--- Begin Records for the task ---

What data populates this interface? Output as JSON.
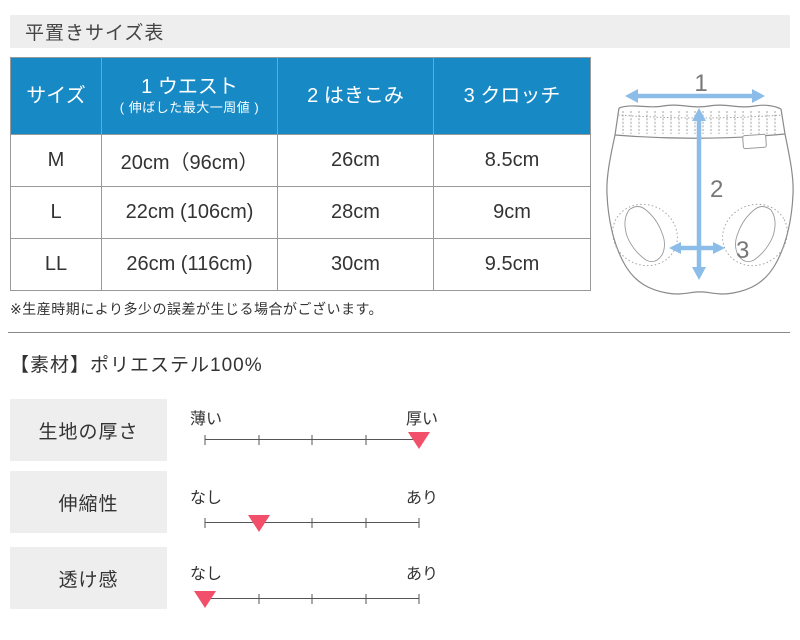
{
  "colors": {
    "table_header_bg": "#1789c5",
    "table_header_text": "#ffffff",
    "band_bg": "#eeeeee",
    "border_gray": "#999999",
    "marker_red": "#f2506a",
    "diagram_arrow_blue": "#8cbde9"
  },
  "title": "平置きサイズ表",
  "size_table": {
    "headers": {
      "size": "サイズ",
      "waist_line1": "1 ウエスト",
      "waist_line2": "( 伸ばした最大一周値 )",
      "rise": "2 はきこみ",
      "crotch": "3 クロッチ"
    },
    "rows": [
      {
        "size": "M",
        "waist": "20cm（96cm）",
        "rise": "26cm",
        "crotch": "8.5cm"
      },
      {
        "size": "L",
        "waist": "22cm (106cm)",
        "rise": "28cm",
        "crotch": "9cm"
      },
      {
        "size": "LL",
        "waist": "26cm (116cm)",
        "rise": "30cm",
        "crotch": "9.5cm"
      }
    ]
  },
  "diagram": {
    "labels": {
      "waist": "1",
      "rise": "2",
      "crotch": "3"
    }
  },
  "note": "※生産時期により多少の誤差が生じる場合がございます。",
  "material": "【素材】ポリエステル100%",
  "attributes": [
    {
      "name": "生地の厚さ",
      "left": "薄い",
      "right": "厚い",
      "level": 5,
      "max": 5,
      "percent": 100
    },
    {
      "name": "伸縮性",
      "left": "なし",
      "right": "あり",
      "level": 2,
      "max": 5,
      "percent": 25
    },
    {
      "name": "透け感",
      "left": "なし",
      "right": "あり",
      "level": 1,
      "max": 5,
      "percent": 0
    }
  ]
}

--- End Records for the task ---

_Objective_: Write out each entry exactly as given, but skip the pictures.

_Complete answer_:
What data populates this interface? Output as JSON.
{
  "colors": {
    "table_header_bg": "#1789c5",
    "table_header_text": "#ffffff",
    "band_bg": "#eeeeee",
    "border_gray": "#999999",
    "marker_red": "#f2506a",
    "diagram_arrow_blue": "#8cbde9"
  },
  "title": "平置きサイズ表",
  "size_table": {
    "headers": {
      "size": "サイズ",
      "waist_line1": "1 ウエスト",
      "waist_line2": "( 伸ばした最大一周値 )",
      "rise": "2 はきこみ",
      "crotch": "3 クロッチ"
    },
    "rows": [
      {
        "size": "M",
        "waist": "20cm（96cm）",
        "rise": "26cm",
        "crotch": "8.5cm"
      },
      {
        "size": "L",
        "waist": "22cm (106cm)",
        "rise": "28cm",
        "crotch": "9cm"
      },
      {
        "size": "LL",
        "waist": "26cm (116cm)",
        "rise": "30cm",
        "crotch": "9.5cm"
      }
    ]
  },
  "diagram": {
    "labels": {
      "waist": "1",
      "rise": "2",
      "crotch": "3"
    }
  },
  "note": "※生産時期により多少の誤差が生じる場合がございます。",
  "material": "【素材】ポリエステル100%",
  "attributes": [
    {
      "name": "生地の厚さ",
      "left": "薄い",
      "right": "厚い",
      "level": 5,
      "max": 5,
      "percent": 100
    },
    {
      "name": "伸縮性",
      "left": "なし",
      "right": "あり",
      "level": 2,
      "max": 5,
      "percent": 25
    },
    {
      "name": "透け感",
      "left": "なし",
      "right": "あり",
      "level": 1,
      "max": 5,
      "percent": 0
    }
  ]
}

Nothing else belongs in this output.